AIM: Extract every line that contains the string "items".
** start LISTING **
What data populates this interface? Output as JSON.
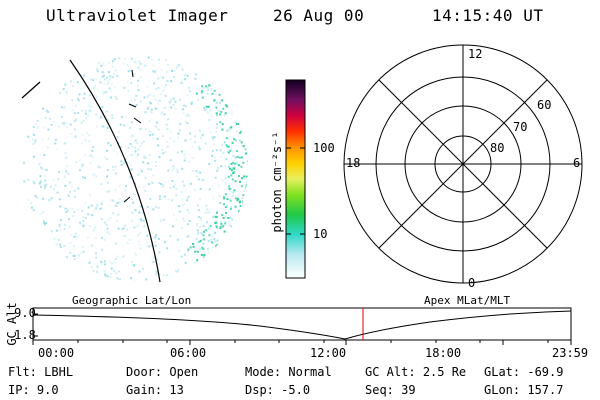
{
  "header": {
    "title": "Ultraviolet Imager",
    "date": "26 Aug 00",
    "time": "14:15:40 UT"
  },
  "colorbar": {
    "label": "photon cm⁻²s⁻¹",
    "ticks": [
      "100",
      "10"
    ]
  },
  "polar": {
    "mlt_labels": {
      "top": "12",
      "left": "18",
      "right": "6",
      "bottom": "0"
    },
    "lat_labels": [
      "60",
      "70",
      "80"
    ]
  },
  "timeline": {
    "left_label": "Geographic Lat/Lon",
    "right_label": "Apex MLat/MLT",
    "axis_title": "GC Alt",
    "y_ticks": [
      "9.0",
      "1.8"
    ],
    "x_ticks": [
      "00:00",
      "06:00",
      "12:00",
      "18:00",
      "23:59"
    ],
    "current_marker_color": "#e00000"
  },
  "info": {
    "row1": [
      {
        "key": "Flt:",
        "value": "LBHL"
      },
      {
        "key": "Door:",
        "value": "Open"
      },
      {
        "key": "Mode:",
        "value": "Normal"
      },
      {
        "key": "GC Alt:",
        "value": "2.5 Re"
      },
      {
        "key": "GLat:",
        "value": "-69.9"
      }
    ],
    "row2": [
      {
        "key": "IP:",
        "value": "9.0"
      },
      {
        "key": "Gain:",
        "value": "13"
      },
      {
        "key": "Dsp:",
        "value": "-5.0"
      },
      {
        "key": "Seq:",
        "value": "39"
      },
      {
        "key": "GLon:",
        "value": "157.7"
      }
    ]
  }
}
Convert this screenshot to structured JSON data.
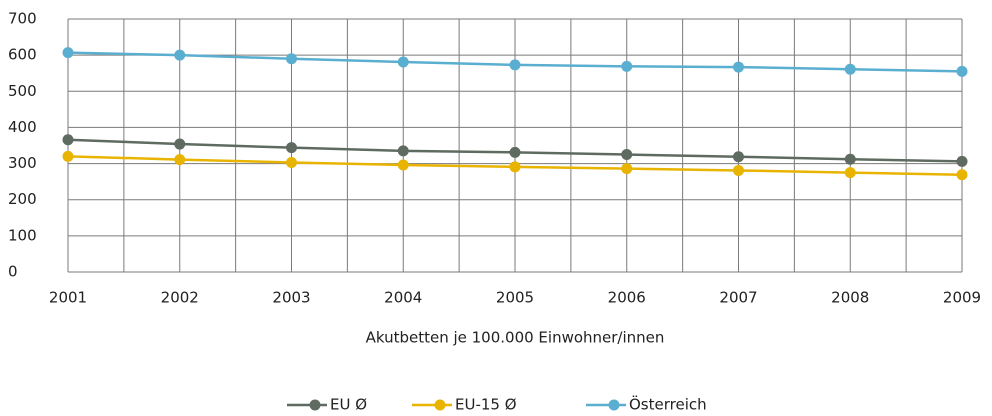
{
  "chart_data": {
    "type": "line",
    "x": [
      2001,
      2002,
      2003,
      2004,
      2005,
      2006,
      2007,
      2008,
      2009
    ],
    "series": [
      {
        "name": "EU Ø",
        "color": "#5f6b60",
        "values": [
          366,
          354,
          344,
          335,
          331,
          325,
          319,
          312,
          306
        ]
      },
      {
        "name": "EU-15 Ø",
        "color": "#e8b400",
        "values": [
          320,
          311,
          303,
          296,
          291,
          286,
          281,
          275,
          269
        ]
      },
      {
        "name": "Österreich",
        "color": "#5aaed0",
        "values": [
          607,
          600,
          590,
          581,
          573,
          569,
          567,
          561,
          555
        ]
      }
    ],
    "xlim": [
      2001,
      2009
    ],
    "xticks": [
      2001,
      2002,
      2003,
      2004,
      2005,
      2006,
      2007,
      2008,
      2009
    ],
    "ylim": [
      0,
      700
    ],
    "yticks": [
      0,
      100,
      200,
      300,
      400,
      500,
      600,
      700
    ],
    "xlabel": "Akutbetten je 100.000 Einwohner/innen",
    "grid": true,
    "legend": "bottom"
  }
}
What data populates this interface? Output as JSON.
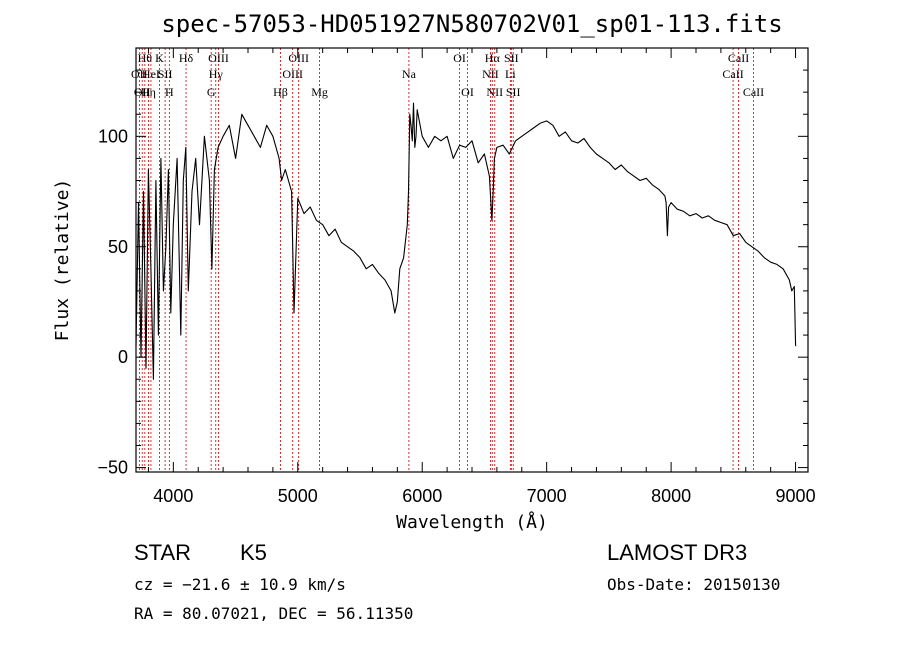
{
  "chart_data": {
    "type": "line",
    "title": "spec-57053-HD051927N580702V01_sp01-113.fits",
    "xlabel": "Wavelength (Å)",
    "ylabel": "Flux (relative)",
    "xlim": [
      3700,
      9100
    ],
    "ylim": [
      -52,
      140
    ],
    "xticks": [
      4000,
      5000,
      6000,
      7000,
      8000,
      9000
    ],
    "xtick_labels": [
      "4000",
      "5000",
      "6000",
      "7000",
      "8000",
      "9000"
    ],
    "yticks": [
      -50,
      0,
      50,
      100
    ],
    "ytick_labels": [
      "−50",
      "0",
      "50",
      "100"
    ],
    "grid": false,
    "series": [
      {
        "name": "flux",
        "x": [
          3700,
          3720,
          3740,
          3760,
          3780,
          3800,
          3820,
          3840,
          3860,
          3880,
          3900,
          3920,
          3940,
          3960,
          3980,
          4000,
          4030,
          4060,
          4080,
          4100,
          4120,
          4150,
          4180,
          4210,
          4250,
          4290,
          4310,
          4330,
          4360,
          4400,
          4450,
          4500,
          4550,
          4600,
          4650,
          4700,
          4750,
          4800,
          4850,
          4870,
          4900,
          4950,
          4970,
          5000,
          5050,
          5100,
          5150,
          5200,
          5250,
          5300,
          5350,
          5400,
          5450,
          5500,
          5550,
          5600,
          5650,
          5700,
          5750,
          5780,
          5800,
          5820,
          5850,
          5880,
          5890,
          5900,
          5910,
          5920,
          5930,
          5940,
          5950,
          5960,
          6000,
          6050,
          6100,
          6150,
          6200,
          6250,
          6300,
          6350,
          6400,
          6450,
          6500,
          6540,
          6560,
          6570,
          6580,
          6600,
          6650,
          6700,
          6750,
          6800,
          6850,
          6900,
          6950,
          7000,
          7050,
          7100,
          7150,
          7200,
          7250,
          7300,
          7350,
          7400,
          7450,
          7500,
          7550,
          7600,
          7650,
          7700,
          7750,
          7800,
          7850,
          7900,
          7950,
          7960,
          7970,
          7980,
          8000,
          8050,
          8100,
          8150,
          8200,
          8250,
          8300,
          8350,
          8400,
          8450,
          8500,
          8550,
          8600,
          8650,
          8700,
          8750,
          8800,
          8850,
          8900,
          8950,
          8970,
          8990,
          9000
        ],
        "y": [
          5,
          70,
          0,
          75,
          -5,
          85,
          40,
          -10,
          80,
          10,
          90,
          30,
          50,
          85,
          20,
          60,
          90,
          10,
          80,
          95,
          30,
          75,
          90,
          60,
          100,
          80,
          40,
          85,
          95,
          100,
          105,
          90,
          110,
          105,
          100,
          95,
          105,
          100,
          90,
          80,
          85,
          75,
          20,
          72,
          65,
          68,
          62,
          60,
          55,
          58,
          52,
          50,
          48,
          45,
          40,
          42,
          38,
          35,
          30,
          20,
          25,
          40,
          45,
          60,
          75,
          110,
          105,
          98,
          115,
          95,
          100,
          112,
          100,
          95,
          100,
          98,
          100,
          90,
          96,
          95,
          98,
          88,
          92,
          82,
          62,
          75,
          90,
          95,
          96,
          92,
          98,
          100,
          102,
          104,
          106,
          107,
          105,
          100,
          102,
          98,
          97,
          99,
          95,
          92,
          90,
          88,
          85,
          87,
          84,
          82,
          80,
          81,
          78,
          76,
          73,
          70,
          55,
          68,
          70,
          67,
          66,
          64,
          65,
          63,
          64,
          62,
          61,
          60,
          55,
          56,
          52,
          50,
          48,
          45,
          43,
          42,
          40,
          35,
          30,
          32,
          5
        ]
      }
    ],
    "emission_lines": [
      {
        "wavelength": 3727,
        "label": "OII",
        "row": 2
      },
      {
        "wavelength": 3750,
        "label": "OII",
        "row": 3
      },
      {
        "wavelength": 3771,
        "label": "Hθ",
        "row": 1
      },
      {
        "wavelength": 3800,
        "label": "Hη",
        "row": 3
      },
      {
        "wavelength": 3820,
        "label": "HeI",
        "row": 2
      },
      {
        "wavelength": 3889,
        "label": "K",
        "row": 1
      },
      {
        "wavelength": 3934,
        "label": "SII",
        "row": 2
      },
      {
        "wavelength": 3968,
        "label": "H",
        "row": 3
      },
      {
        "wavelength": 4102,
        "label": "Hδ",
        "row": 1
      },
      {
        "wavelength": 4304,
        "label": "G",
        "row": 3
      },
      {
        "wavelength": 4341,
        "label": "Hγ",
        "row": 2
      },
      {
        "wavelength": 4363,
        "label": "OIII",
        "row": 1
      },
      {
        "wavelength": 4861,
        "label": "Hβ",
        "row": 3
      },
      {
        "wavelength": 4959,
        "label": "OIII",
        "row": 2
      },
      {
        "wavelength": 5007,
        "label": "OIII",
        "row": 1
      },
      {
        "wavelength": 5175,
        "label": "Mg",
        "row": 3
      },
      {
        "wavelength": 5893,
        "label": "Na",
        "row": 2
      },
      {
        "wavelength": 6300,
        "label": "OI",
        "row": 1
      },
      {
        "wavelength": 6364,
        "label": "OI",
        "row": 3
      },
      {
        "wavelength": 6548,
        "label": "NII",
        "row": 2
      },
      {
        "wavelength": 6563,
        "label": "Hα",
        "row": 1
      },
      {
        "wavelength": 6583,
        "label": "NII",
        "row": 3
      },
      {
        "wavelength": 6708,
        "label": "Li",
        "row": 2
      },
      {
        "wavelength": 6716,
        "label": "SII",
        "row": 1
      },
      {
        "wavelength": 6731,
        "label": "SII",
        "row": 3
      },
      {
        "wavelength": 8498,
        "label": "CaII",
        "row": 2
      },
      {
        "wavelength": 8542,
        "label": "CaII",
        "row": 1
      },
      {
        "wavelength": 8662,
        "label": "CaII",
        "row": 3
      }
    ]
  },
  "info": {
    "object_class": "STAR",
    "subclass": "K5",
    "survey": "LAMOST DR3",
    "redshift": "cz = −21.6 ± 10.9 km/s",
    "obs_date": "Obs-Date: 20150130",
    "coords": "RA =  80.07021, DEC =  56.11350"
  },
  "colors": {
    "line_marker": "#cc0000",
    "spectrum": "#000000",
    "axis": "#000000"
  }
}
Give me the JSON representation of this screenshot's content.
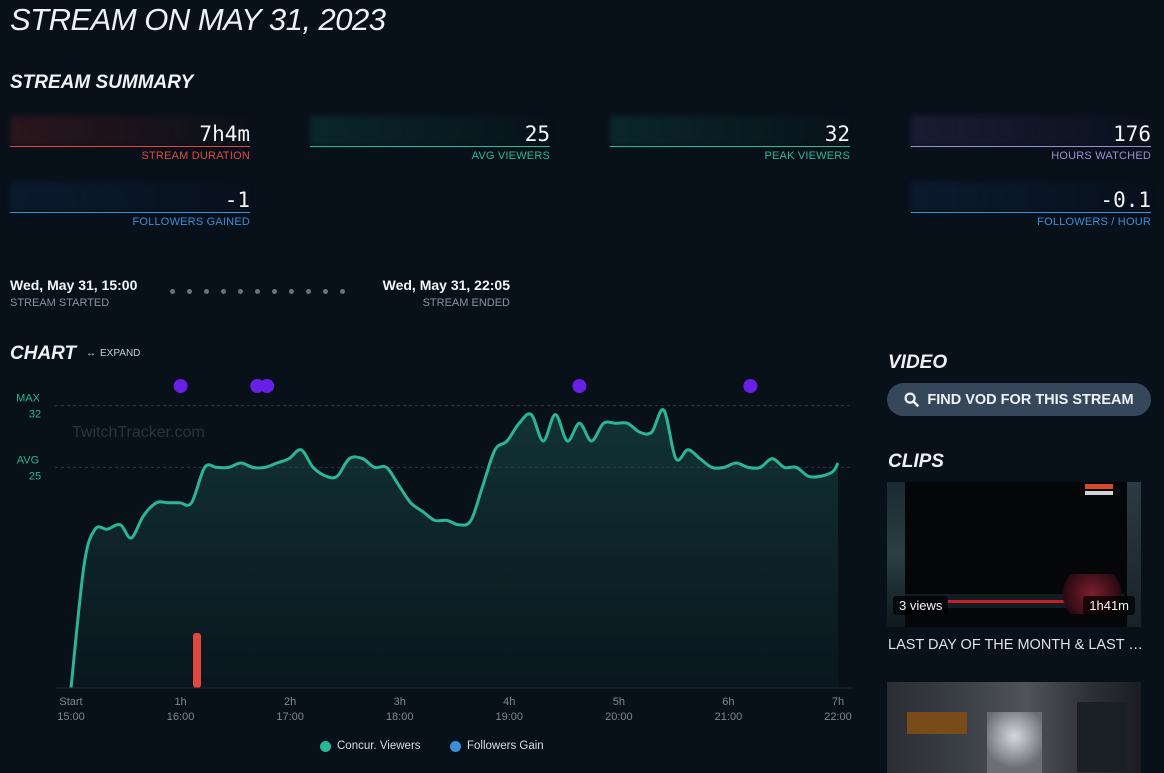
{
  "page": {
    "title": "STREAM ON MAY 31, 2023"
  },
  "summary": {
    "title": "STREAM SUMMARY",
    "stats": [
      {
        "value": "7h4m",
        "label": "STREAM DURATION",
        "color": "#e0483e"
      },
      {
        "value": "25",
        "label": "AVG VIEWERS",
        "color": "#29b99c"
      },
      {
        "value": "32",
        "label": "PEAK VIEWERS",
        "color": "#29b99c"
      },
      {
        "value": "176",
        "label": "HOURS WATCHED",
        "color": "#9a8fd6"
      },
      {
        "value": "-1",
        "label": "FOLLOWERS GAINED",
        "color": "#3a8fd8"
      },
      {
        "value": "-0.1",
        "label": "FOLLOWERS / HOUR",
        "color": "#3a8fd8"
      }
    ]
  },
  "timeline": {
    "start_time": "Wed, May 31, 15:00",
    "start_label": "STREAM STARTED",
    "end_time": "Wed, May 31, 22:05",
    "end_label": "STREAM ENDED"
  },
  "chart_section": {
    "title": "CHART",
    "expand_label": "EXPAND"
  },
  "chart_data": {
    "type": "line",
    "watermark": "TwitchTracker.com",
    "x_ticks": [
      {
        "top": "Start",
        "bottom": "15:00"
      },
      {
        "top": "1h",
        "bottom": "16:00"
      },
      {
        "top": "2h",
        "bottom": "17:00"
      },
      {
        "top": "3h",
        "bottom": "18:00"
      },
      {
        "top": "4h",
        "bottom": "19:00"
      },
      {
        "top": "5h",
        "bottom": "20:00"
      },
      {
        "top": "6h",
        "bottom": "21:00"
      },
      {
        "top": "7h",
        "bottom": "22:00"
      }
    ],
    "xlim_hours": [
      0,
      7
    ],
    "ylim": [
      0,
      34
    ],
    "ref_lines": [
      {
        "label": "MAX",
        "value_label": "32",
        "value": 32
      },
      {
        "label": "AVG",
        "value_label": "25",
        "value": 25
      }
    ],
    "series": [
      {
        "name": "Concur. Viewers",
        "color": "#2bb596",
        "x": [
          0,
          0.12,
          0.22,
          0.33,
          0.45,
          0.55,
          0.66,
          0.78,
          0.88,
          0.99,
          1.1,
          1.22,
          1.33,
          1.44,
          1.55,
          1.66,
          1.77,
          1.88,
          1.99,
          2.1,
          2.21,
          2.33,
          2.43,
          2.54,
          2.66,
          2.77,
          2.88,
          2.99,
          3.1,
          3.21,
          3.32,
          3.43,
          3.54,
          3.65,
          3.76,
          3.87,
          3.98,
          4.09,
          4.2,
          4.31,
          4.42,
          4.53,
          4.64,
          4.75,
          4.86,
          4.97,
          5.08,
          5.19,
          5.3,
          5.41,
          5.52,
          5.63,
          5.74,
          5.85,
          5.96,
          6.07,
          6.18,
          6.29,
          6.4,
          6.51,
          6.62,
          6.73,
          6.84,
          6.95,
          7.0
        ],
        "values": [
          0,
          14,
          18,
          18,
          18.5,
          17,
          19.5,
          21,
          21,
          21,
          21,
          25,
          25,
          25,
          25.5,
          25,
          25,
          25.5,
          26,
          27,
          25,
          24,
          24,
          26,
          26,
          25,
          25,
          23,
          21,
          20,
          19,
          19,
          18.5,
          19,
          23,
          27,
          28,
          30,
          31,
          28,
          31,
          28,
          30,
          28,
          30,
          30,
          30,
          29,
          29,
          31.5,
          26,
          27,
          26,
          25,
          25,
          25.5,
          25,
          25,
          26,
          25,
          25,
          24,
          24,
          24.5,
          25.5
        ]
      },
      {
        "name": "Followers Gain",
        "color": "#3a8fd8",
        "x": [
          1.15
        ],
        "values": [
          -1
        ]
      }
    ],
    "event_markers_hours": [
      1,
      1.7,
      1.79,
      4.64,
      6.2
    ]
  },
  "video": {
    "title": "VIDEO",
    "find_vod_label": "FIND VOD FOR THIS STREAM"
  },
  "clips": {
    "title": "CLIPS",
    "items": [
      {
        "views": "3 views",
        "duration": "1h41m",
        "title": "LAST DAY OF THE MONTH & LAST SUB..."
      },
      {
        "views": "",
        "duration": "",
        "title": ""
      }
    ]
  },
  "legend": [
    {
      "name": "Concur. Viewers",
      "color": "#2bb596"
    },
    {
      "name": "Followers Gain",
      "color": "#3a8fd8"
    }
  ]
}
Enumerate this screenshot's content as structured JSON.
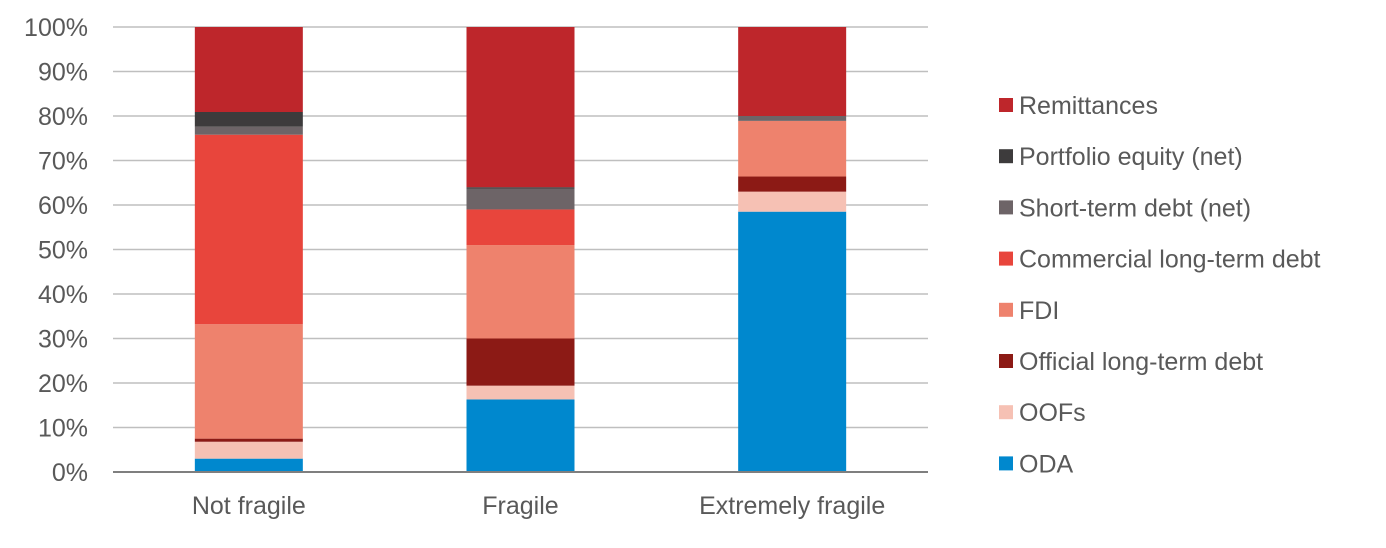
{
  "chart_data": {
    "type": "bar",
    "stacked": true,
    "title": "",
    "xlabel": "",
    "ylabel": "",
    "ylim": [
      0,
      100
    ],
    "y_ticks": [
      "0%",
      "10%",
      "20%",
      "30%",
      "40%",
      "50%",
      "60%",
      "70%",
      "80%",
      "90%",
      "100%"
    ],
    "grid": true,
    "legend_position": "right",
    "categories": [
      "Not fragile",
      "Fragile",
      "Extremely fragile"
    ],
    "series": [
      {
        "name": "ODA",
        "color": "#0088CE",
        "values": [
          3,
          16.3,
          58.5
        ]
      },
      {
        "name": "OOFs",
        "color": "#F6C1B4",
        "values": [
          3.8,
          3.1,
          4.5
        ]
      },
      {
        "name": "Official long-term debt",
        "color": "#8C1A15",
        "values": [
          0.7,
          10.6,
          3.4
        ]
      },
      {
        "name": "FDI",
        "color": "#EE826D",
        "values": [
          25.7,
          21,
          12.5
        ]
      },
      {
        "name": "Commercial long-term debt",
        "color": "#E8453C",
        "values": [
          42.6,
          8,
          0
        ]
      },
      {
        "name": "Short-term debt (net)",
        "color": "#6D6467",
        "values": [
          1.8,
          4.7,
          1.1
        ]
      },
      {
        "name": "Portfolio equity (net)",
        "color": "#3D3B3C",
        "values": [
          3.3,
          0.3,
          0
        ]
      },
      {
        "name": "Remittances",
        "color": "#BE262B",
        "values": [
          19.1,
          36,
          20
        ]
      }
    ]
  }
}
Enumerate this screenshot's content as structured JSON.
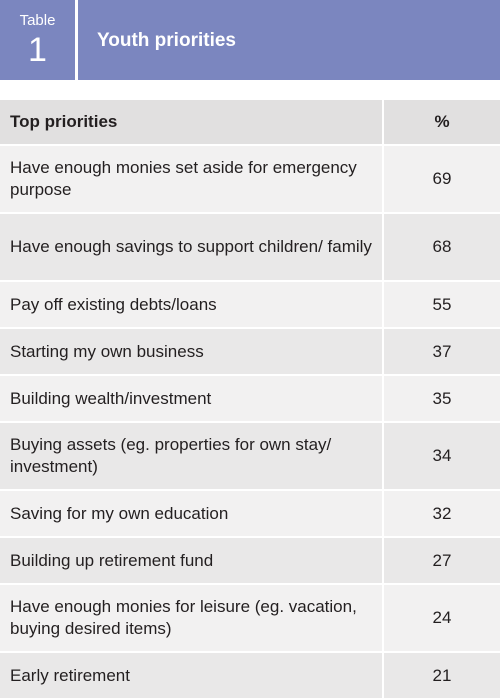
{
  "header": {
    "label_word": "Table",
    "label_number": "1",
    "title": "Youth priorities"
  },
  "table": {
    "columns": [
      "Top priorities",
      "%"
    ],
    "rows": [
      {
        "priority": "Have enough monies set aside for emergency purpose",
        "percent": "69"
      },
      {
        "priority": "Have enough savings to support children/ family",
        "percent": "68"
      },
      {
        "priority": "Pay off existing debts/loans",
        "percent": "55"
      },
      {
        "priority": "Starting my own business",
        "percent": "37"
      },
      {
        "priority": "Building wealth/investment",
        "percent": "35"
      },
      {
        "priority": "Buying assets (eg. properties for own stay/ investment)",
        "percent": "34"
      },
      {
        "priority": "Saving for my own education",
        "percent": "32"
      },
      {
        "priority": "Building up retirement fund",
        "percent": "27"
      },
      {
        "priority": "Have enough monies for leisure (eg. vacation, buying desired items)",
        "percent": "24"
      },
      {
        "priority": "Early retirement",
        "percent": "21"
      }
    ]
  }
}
** end LISTING **
SOLUTION FOR THIS TASK:
    "items": [
        "priority": "Have enough monies for leisure (eg. vacation, buying desired items)",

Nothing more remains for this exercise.